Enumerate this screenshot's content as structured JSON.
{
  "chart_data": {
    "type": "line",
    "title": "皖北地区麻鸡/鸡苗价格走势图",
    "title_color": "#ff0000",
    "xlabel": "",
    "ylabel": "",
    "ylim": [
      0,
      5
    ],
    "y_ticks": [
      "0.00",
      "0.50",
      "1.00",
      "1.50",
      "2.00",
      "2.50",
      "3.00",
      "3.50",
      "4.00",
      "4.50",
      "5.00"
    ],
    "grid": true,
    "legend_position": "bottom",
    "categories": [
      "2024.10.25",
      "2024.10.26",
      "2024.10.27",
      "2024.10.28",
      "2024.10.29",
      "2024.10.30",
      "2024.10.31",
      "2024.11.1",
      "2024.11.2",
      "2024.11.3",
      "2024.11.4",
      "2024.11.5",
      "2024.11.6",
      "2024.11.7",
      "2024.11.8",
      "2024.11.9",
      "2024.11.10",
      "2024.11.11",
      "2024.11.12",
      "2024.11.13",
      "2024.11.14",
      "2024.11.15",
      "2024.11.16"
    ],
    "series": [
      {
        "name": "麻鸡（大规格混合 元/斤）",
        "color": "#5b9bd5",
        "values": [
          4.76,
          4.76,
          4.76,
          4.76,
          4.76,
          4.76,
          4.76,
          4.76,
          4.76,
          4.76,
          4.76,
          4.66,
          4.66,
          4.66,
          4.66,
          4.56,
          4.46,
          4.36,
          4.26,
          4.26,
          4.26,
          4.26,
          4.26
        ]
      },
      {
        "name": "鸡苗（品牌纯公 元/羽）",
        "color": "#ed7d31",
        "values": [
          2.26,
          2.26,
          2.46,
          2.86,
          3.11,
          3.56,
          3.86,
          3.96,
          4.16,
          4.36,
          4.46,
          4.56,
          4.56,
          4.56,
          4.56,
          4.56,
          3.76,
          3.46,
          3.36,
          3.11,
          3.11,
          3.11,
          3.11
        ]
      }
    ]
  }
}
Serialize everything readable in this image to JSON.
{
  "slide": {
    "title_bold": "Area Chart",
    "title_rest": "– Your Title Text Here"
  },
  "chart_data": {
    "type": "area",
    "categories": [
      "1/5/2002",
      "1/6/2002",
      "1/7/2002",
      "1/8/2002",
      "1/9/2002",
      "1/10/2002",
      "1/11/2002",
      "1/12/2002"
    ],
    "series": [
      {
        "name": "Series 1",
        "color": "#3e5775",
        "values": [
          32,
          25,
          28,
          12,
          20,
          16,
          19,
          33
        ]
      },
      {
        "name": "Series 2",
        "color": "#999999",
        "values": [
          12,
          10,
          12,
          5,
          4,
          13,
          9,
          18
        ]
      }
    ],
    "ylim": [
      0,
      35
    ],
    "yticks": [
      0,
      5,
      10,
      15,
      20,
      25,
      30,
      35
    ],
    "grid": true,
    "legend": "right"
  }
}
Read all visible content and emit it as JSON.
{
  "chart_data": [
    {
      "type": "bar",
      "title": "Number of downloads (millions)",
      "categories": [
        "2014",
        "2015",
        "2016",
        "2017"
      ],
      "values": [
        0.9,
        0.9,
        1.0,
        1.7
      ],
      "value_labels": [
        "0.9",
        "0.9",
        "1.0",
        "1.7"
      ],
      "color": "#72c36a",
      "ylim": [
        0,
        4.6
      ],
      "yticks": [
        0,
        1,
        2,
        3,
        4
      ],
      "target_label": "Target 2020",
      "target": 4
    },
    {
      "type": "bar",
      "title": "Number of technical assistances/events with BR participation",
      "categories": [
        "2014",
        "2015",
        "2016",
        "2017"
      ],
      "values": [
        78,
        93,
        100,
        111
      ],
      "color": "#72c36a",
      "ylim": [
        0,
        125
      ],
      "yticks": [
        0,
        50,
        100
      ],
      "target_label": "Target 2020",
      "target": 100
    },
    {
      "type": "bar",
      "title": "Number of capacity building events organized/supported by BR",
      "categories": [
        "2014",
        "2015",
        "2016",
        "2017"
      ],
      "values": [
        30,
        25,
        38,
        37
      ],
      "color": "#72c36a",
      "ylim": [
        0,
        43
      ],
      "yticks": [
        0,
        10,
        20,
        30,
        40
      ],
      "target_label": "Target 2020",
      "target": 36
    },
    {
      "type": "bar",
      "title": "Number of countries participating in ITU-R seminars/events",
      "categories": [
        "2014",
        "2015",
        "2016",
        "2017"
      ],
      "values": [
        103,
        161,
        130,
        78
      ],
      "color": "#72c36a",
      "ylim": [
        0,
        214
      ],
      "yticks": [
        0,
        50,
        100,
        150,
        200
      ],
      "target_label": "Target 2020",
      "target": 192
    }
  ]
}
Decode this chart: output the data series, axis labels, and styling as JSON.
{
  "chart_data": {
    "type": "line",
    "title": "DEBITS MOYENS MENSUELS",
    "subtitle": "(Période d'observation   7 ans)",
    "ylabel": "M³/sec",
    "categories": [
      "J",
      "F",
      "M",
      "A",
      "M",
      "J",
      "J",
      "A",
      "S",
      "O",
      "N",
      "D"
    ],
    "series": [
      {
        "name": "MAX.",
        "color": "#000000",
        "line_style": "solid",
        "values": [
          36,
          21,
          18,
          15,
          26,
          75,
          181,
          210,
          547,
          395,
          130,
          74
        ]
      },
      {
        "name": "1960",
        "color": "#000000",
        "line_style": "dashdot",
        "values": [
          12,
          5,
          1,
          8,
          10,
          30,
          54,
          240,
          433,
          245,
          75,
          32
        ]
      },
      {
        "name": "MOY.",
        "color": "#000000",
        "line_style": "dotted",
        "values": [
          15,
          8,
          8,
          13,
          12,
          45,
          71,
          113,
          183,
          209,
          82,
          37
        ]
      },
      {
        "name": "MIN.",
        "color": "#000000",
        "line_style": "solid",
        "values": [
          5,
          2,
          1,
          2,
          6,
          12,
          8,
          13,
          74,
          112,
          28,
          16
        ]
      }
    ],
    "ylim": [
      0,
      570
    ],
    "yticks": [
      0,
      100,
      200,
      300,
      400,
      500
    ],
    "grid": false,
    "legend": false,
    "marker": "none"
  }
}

WHAT YOU HAVE TO DO -> Copy each line that holds the word "content".

REPLY ->
Enumerate this screenshot's content as structured JSON.
Read all visible content and emit it as JSON.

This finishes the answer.